#### [PROBLEM STATEMENT]
Find each line with "completed" and copy it.

__________

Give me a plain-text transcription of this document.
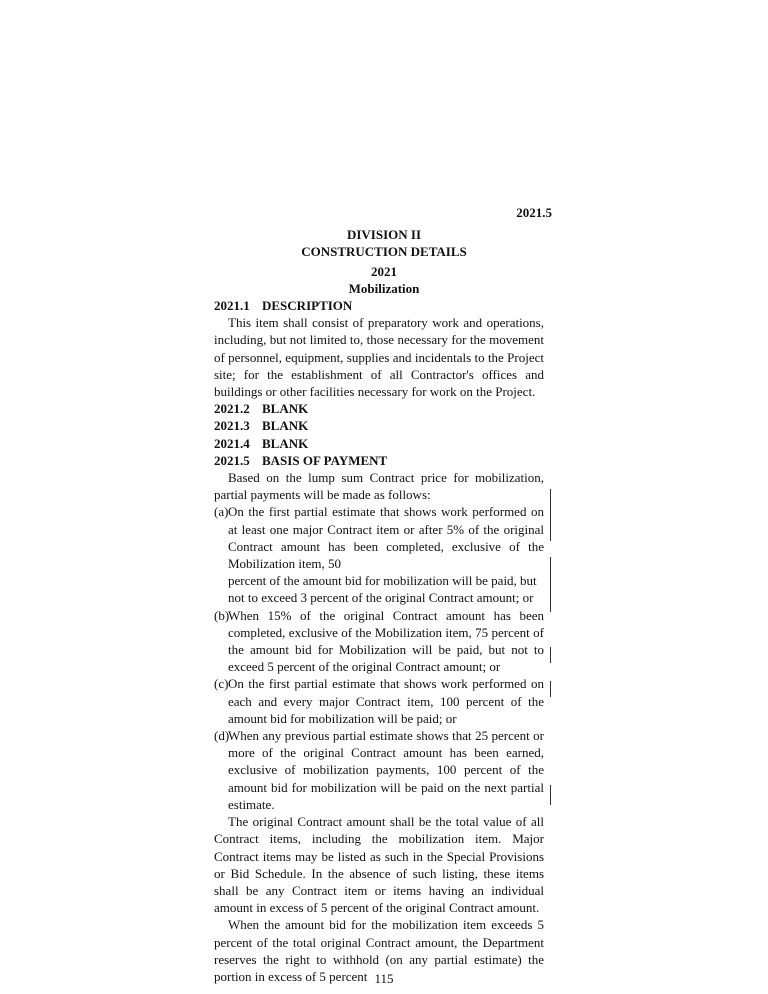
2021.5
DIVISION II
CONSTRUCTION DETAILS
2021
Mobilization
2021.1 DESCRIPTION

This item shall consist of preparatory work and operations, including, but not limited to, those necessary for the movement of personnel, equipment, supplies and incidentals to the Project site; for the establishment of all Contractor's offices and buildings or other facilities necessary for work on the Project.

2021.2 BLANK
2021.3 BLANK
2021.4 BLANK
2021.5 BASIS OF PAYMENT

Based on the lump sum Contract price for mobilization, partial payments will be made as follows:

(a)On the first partial estimate that shows work performed on at least one major Contract item or after 5% of the original Contract amount has been completed, exclusive of the Mobilization item, 50
percent of the amount bid for mobilization will be paid, but not to exceed 3 percent of the original Contract amount; or
(b)When 15% of the original Contract amount has been completed, exclusive of the Mobilization item, 75 percent of the amount bid for Mobilization will be paid, but not to exceed 5 percent of the original Contract amount; or
(c)On the first partial estimate that shows work performed on each and every major Contract item, 100 percent of the amount bid for mobilization will be paid; or
(d)When any previous partial estimate shows that 25 percent or more of the original Contract amount has been earned, exclusive of mobilization payments, 100 percent of the amount bid for mobilization will be paid on the next partial estimate.

The original Contract amount shall be the total value of all Contract items, including the mobilization item. Major Contract items may be listed as such in the Special Provisions or Bid Schedule. In the absence of such listing, these items shall be any Contract item or items having an individual amount in excess of 5 percent of the original Contract amount.

When the amount bid for the mobilization item exceeds 5 percent of the total original Contract amount, the Department reserves the right to withhold (on any partial estimate) the portion in excess of 5 percent 115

__________

#### [WRITTEN RESPONSE]
(a)On the first partial estimate that shows work performed on at least one major Contract item or after 5% of the original Contract amount has been completed, exclusive of the Mobilization item, 50
(b)When 15% of the original Contract amount has been completed, exclusive of the Mobilization item, 75 percent of the amount bid for Mobilization will be paid, but not to exceed 5 percent of the original Contract amount; or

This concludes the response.